(EXTRAIT):
········
J’ai tellement envie que la rue ressemble à ce que je lis que j’invente la boue aux jointures des pavés. La porte s’est un peu déhanchée, l’immeuble tassé.
Lire,
ce devrait être un événement provisoire mais accompli, s’achevant dans un sentiment d’inachevé ; éphémère par obstination : autant de mots accouplés à leur contraire pour, d’emblée, faire un sort à la facilité, indiquer que l’heure est venue de refermer les portes ouvertes.
Il y a bien des mystères que l’on ne veut interroger : pourquoi un texte, s’il est gardé par-devers soi n’atteint pas sa plénitude significative, herméneutique, euristique, émotionnelle, et qu’il lui faut la médiation d’un lecteur pour y parvenir, pour devenir – et par quelle transfiguration – ce qu’il veut dire ? En termes aristotéliciens cela signifierait que lire est l’acte de la puissance d’écrire, non dans un sens négatif mais exclusif : il n’y a rien d’autre qui permet cela. Rien. Rien – sinon (le) lire – ne donne à un écrit son sens, sa signification, sa justification, sa raison d’être. Nous excluons donc, ici, toutes les lectures de stricte information ou communication, nonobstant leur irrécusable dimension utilitaire, leur nécessité absolue tant dans la vie individuelle que commune ; avec elles, exclues aussi toutes lectures d’ouvrages dont le contenu est pré-adapté au goût et aux attentes de ceux qui les acquièrent par la sorcellerie des procédés de commerce, mais vont nous servir de contre modèle, d’indice ou de critère a contrario, de point de contact en creux. Nous anticipons là ce que nous voulons établir : toute lecture ne relève pas de ce que lire veut dire !
Nous sommes à ce point conditionnés à ne lire que de l’imprimé [cette transposition multitechnique de la trace si intime et quasi inimitable d’une écriture individuelle, avons-nous jamais pensé à cela ?] que nous escamotons, en amont, la valeur qualitative du travail qui permet de porter un écrit au rang de texte, parce qu’il détient en lui, le moyen de sa fin : être lu, au sens où nous l’entendons hic et nunc, hors de toute utilité ou intérêt dicible et jusqu’à penser que cet « escamotage » consubstantiel suffit. Pourtant, le livre, depuis que l’invention de l’imprimerie l’a disséminé dans le monde, le livre imprimé, en devenant un pléonasme est aussi devenu un objet autonome. D’aucuns parlent de métamorphose, serait-elle liée à des codes, obligations et savoir-faire strictement artisanaux ou industriels : choix typographiques, distribution spatiale du texte, parti pris de couverture, de titrage, de paragraphes, insertion de métatextes et autres caractéristiques qui présentent une œuvre sous un aspect unique à un lectorat varié et divers. Sans oublier que pendant quelques siècles au moins, un pouvoir nouveau supplanta celui des religieux et des politiques, le pouvoir des écrivains, depuis peu remplacé par l’omnipotence des commerçants-libraires, commerçants-diffuseurs, commerçants commerciaux, consommateurs-lectorats.
········
(DONNÉES FOURNIES):
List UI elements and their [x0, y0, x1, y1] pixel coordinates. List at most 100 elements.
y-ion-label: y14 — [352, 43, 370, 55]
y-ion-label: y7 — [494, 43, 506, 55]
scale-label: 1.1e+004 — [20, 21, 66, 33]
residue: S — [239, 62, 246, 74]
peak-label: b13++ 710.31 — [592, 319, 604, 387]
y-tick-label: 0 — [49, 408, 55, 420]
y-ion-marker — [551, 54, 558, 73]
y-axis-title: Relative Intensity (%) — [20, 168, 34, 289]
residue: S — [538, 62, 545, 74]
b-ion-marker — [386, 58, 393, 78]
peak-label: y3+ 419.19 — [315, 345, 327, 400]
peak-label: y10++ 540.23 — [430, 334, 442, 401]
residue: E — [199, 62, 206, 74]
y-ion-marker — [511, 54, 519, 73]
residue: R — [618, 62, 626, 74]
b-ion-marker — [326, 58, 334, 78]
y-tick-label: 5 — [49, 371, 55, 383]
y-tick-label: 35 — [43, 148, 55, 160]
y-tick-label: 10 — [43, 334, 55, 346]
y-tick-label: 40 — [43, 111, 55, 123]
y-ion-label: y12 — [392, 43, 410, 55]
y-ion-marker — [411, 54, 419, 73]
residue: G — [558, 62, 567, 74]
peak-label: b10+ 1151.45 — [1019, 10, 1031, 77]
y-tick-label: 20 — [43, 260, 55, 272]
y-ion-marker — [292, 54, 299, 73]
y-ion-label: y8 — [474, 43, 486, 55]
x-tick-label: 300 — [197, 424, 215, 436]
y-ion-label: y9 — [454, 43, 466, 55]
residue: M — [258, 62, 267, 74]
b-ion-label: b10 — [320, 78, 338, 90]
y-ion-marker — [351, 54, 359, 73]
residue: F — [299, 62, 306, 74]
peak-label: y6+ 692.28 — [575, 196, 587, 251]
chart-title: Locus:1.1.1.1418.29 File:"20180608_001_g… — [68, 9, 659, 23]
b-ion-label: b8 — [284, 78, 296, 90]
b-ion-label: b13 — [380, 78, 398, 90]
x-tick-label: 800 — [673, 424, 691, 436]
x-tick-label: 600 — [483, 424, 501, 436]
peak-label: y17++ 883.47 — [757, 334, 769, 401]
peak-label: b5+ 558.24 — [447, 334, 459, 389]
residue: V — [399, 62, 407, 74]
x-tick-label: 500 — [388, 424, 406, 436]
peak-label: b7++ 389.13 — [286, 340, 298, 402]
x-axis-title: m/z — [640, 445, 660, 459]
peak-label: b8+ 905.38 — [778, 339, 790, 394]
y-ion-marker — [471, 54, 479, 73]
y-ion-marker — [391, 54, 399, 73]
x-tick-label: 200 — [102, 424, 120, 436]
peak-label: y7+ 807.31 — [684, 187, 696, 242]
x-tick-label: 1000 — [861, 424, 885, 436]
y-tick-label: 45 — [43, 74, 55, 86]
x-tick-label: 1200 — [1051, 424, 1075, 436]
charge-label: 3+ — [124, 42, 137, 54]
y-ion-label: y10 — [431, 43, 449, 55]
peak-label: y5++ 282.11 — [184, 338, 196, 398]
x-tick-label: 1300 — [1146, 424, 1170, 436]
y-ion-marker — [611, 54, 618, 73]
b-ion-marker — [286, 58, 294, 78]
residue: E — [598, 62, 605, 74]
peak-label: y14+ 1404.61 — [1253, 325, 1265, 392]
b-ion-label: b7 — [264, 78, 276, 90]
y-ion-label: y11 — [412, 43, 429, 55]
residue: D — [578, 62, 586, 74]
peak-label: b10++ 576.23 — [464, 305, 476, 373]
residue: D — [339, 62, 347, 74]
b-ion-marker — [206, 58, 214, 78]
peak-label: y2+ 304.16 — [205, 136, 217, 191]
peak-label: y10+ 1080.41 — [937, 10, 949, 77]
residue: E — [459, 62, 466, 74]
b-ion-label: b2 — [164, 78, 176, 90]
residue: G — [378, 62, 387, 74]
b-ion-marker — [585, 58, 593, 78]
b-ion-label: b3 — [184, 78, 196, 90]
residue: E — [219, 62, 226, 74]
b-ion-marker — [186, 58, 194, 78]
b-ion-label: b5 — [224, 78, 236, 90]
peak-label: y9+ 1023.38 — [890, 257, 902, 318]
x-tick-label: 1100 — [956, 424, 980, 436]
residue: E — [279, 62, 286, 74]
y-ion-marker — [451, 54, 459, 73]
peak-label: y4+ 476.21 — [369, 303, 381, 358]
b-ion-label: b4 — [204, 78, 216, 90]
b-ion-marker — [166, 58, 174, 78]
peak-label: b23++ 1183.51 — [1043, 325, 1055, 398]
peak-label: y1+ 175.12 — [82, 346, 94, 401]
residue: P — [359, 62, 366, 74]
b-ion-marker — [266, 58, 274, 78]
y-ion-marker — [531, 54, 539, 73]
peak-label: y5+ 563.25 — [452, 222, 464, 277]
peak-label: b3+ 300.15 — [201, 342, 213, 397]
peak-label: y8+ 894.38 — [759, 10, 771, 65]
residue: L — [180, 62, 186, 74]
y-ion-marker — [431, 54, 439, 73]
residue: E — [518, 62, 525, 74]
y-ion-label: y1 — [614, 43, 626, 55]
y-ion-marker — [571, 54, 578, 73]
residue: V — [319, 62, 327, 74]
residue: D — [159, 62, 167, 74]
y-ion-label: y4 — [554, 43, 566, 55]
········
(CONSIGNE A):
Répondez à ces questions sur l'extrait consacré à la lecture :
(i) Qu'est-ce qui est inventé aux jointures des pavés ?
(ii) En termes aristotéliciens, que serait lire ?
(iii) Par quoi le pouvoir des écrivains a-t-il été depuis peu remplacé ?
(CONSIGNE B):
Recopiez à l'identique, dans les lignes de données, le passage allant du début de ces lignes jusqu'à la ligne contenant "y-tick-label: 40 — [43, 111, 55, 123]", incluse.

(RÉPONSE OBTENUE A):
(i) La boue.
(ii) L'acte de la puissance d'écrire.
(iii) Par l'omnipotence des commerçants-libraires, commerçants-diffuseurs, commerçants commerciaux, consommateurs-lectorats.

(RÉPONSE OBTENUE B):
List UI elements and their [x0, y0, x1, y1] pixel coordinates. List at most 100 elements.
y-ion-label: y14 — [352, 43, 370, 55]
y-ion-label: y7 — [494, 43, 506, 55]
scale-label: 1.1e+004 — [20, 21, 66, 33]
residue: S — [239, 62, 246, 74]
peak-label: b13++ 710.31 — [592, 319, 604, 387]
y-tick-label: 0 — [49, 408, 55, 420]
y-ion-marker — [551, 54, 558, 73]
y-axis-title: Relative Intensity (%) — [20, 168, 34, 289]
residue: S — [538, 62, 545, 74]
b-ion-marker — [386, 58, 393, 78]
peak-label: y3+ 419.19 — [315, 345, 327, 400]
peak-label: y10++ 540.23 — [430, 334, 442, 401]
residue: E — [199, 62, 206, 74]
y-ion-marker — [511, 54, 519, 73]
residue: R — [618, 62, 626, 74]
b-ion-marker — [326, 58, 334, 78]
y-tick-label: 5 — [49, 371, 55, 383]
y-tick-label: 35 — [43, 148, 55, 160]
y-tick-label: 10 — [43, 334, 55, 346]
y-tick-label: 40 — [43, 111, 55, 123]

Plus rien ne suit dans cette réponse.